- **Extracted data entries**:

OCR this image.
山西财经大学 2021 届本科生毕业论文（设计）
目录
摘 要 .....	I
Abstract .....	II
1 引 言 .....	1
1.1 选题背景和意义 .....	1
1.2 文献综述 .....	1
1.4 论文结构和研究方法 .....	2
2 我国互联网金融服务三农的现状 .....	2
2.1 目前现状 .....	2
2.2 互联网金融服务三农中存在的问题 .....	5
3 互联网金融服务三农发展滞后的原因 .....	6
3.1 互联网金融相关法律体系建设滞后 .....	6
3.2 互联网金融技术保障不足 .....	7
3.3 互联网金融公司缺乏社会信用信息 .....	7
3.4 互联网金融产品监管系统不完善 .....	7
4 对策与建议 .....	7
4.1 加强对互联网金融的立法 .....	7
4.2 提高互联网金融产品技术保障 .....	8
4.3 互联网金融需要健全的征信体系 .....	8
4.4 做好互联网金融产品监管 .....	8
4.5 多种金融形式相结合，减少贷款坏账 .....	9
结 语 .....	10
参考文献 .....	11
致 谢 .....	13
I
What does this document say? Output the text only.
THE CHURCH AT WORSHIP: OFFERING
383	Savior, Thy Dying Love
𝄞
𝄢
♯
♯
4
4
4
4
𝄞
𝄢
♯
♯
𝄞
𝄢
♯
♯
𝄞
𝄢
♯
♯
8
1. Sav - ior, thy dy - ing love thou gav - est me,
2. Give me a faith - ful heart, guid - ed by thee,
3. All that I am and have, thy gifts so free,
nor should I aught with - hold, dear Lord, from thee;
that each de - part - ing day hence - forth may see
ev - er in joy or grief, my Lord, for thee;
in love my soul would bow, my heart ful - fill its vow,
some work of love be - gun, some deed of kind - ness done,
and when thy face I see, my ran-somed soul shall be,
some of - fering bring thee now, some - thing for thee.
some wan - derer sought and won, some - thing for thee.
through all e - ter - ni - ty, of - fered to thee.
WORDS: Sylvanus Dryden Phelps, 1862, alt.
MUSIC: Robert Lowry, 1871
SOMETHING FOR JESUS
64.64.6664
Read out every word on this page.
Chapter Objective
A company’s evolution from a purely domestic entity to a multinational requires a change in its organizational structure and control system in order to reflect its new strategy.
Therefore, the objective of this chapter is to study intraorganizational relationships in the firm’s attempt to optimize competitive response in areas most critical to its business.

- **BRIEF**: Copy out the lines that hold "heart".

- **OUTPUT OF THE EXERCISE**:
2. Give me a faith - ful heart, guid - ed by thee,
in love my soul would bow, my heart ful - fill its vow,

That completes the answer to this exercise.